--- start PROVIDED ENTRIES ---

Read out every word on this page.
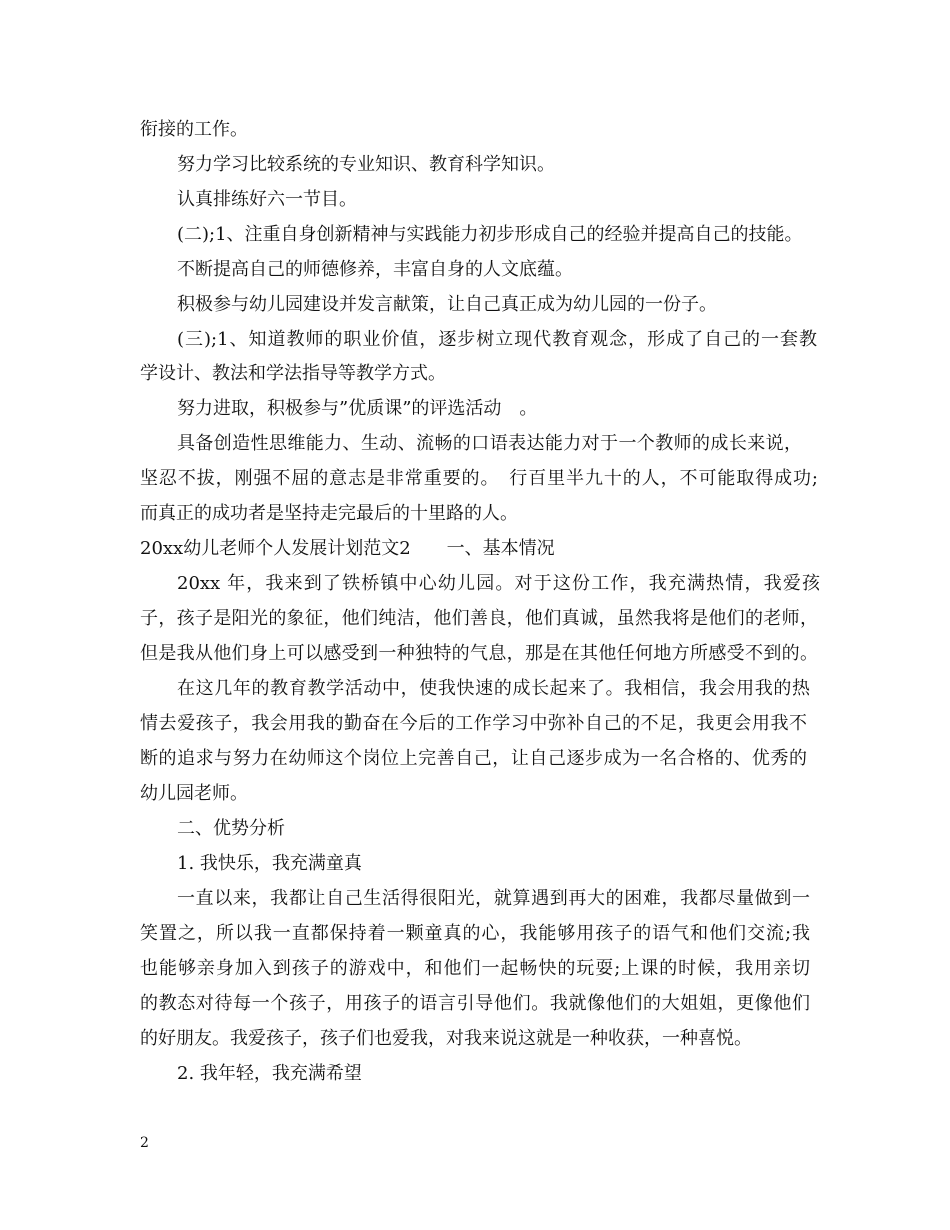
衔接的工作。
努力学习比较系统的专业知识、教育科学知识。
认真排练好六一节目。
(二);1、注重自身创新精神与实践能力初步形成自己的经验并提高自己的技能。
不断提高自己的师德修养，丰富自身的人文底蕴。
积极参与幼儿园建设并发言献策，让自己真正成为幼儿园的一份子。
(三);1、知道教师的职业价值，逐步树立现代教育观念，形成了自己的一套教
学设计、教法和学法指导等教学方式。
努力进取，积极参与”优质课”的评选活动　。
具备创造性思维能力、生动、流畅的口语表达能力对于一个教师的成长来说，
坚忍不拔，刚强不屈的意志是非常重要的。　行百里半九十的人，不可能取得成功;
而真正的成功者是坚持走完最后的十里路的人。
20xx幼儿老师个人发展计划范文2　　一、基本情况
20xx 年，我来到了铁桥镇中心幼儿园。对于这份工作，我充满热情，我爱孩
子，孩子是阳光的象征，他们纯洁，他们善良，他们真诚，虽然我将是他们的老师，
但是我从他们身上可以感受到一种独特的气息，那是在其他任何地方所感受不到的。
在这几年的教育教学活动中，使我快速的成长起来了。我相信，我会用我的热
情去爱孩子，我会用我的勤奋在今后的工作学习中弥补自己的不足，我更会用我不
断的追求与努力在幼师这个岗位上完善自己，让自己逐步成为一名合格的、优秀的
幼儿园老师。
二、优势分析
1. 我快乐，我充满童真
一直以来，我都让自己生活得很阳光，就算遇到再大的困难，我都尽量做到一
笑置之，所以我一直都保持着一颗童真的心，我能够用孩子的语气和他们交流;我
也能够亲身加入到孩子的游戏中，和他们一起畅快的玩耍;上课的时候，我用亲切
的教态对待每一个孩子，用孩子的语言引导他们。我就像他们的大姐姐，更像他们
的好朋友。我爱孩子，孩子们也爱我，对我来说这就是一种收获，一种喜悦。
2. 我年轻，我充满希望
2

--- end PROVIDED ENTRIES ---
--- start PROVIDED ENTRIES ---

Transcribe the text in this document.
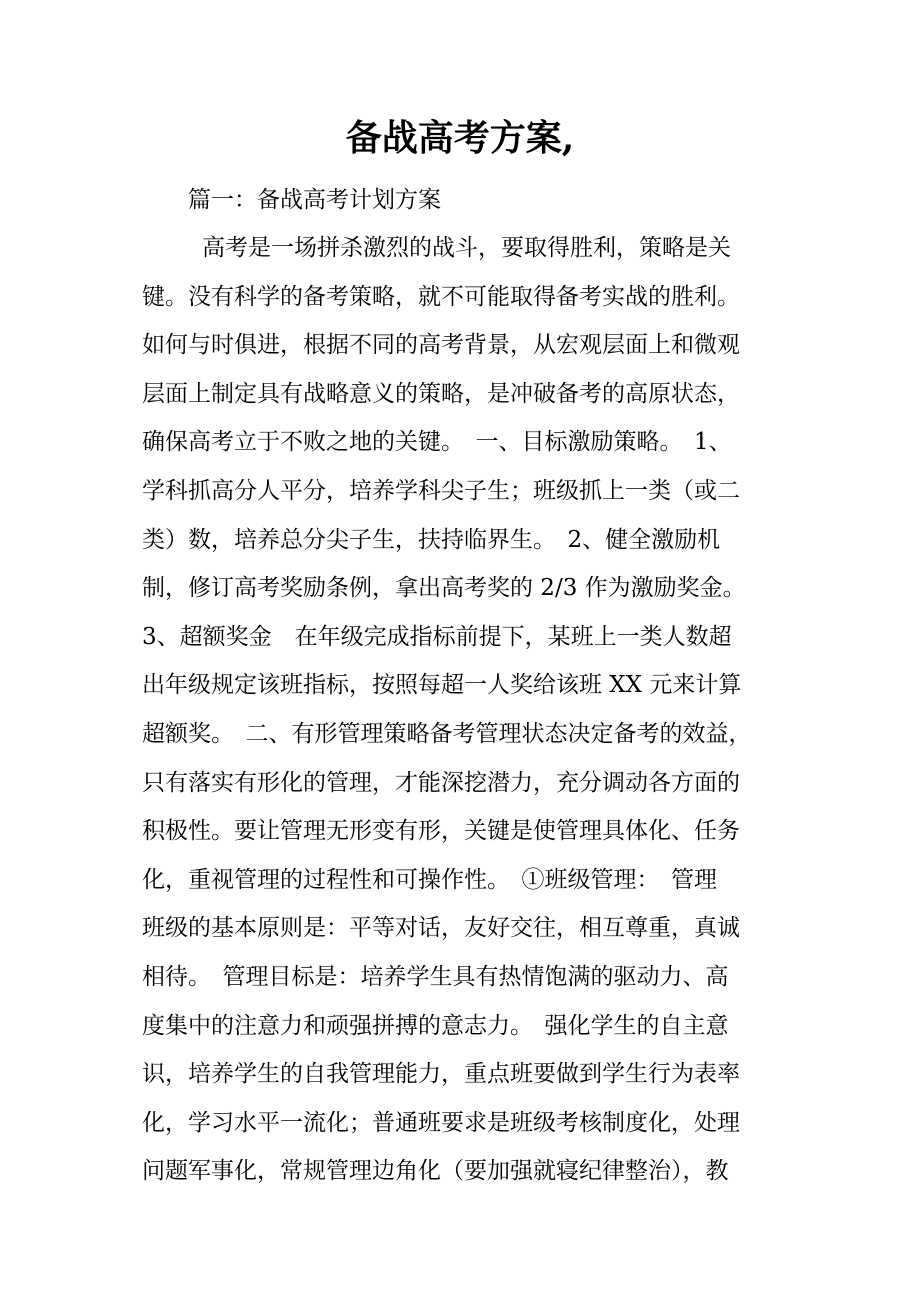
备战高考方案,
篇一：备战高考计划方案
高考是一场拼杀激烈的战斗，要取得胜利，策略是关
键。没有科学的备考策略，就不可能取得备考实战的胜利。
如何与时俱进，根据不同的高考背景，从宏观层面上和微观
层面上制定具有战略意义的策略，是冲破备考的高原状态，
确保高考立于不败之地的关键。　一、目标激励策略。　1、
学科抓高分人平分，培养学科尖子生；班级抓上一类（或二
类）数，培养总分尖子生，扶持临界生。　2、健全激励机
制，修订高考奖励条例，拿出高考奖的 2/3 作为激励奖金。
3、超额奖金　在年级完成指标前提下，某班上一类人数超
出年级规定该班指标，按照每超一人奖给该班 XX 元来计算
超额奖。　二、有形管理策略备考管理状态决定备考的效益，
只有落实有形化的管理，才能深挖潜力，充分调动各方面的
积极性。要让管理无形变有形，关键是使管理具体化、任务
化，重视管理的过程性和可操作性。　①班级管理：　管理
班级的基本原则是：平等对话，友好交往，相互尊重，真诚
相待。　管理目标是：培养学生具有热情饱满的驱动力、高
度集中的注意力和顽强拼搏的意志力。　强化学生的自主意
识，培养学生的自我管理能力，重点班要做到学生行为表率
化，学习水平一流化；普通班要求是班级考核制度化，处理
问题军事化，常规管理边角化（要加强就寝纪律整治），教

--- end PROVIDED ENTRIES ---
--- start PROVIDED ENTRIES ---

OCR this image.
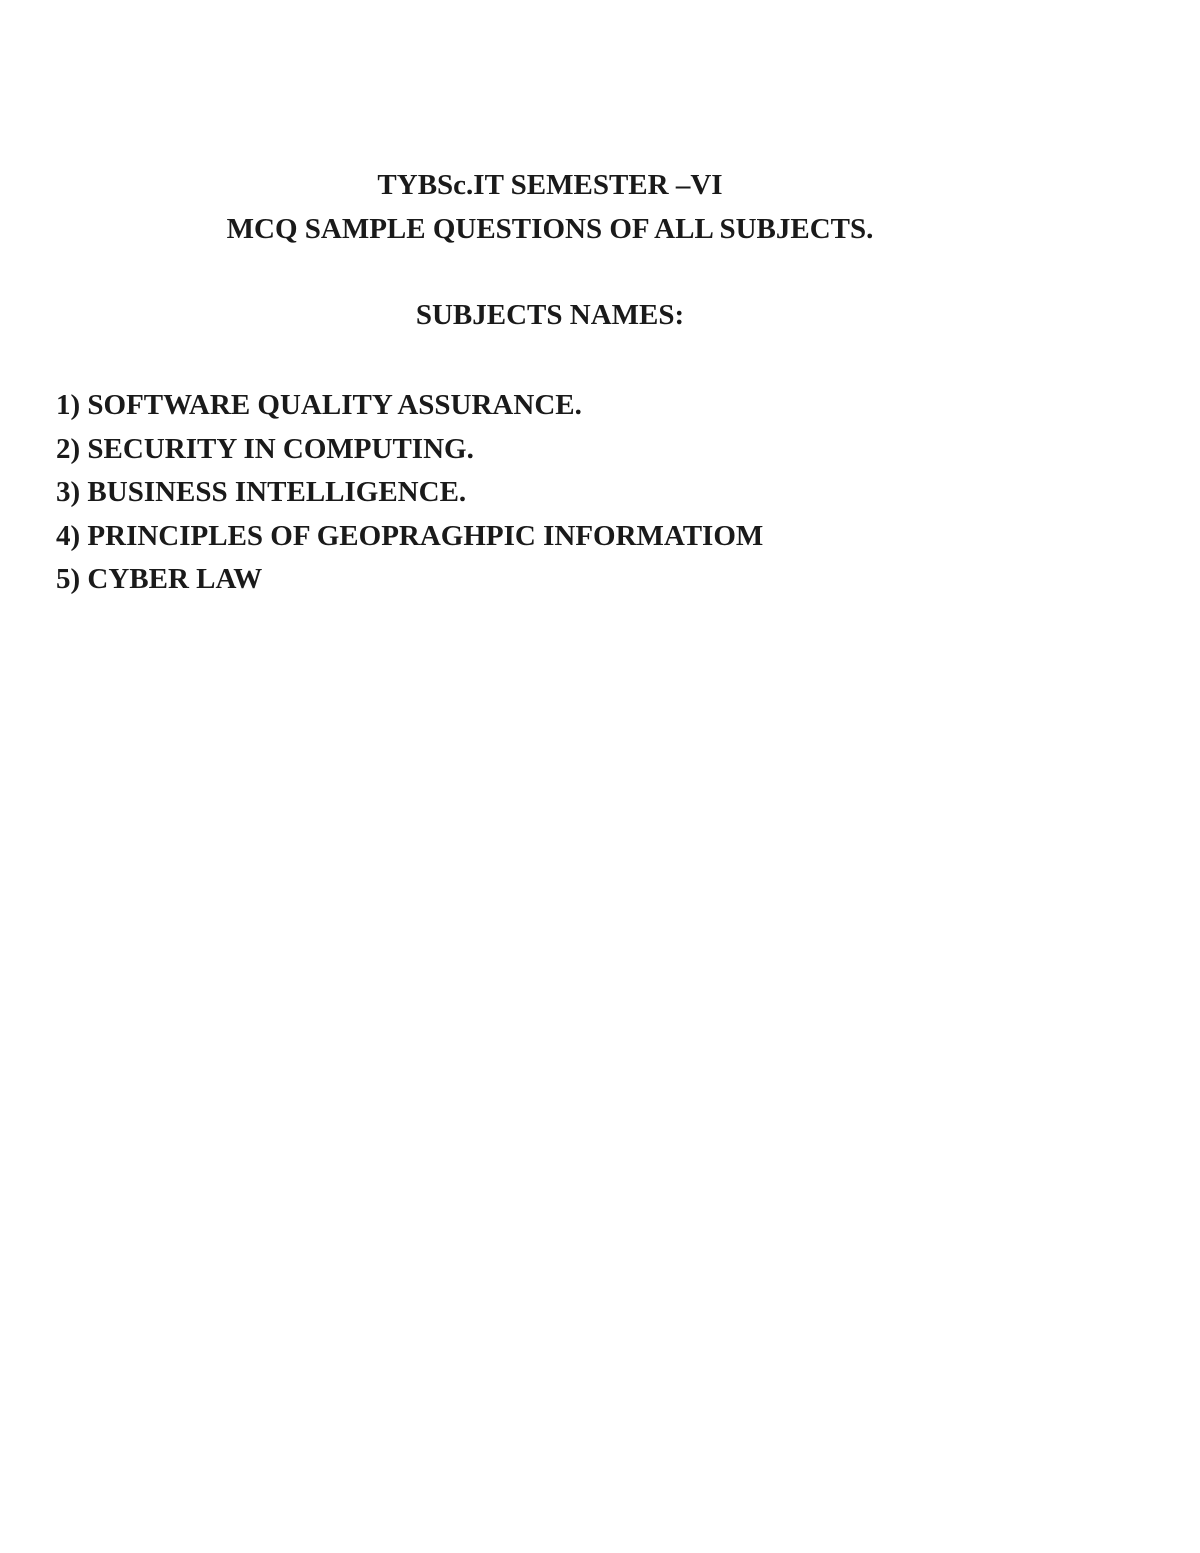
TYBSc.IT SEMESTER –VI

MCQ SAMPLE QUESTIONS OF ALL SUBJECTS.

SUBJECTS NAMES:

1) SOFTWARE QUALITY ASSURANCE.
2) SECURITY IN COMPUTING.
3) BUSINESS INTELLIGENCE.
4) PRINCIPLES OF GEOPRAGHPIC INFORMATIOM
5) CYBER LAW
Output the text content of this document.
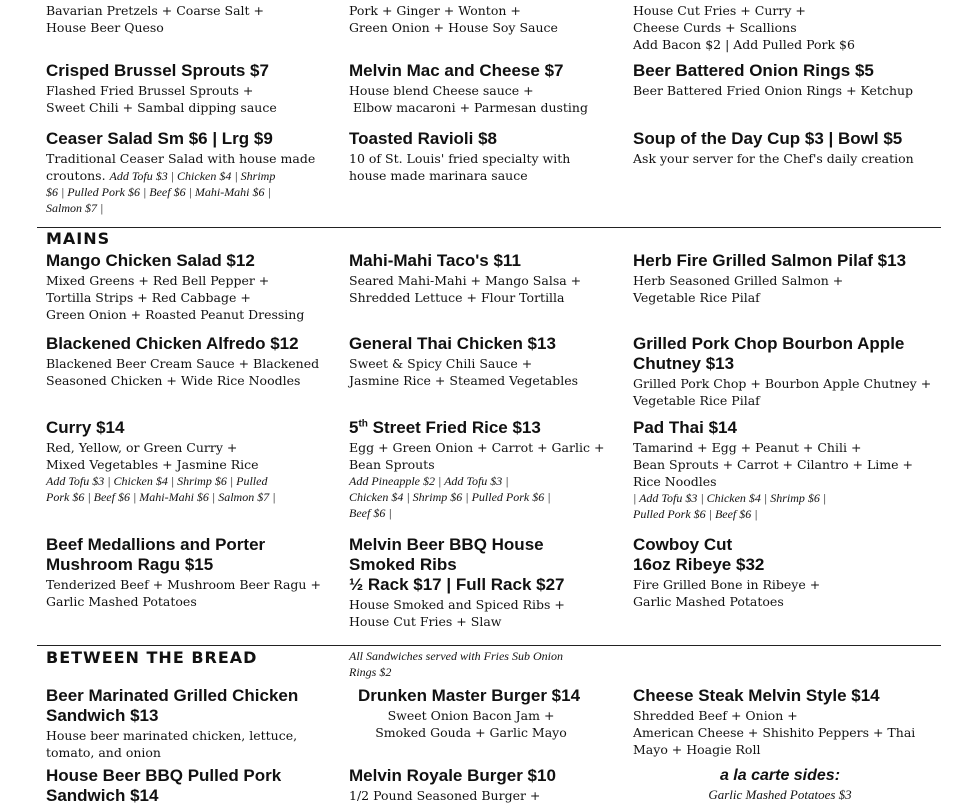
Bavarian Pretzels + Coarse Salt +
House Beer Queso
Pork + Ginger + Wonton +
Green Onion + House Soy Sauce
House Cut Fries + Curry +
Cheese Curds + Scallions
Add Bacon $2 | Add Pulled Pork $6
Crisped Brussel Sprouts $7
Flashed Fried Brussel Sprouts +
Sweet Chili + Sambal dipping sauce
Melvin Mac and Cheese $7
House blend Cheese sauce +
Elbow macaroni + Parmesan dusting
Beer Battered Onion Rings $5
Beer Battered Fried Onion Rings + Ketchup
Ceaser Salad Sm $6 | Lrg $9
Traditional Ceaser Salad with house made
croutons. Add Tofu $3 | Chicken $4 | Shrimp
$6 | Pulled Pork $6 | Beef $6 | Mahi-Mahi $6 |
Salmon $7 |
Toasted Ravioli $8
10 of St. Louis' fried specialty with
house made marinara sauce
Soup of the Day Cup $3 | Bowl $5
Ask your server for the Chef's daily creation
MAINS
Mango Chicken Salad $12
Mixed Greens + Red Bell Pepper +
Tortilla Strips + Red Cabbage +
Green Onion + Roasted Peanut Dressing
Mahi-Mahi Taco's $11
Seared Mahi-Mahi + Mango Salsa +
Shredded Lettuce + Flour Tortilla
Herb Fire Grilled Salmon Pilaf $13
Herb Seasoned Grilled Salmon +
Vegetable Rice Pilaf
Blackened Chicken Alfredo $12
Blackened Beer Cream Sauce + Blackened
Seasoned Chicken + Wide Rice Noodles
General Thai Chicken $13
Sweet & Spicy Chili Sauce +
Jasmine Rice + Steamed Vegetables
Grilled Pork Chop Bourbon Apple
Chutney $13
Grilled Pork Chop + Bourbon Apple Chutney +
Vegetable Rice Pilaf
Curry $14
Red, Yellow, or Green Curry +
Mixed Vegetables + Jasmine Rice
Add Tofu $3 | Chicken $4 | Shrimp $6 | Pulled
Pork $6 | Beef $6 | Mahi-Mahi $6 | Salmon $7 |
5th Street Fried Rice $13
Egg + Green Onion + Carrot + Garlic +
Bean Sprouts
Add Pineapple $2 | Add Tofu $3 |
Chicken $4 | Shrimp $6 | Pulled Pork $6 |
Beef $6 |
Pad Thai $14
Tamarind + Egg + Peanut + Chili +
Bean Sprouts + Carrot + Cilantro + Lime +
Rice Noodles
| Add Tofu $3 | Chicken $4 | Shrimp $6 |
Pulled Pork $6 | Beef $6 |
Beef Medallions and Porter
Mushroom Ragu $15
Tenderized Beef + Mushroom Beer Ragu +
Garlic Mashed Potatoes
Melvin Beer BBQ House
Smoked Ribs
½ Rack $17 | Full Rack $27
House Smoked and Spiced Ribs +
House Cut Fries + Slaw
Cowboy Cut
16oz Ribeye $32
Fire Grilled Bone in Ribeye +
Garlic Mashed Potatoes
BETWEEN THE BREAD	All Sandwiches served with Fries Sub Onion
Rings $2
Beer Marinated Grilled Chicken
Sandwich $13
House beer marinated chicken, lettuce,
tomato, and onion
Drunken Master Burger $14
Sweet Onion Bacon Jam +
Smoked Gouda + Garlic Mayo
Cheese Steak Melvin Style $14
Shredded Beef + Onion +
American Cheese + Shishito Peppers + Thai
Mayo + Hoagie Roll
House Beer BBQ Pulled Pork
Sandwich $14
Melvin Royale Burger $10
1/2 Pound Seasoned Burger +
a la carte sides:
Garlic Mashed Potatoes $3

--- end PROVIDED ENTRIES ---

• **DO THIS**
Go through the lines above. Select every one that has the string "Battered".

• **IN RESPONSE**
Beer Battered Onion Rings $5
Beer Battered Fried Onion Rings + Ketchup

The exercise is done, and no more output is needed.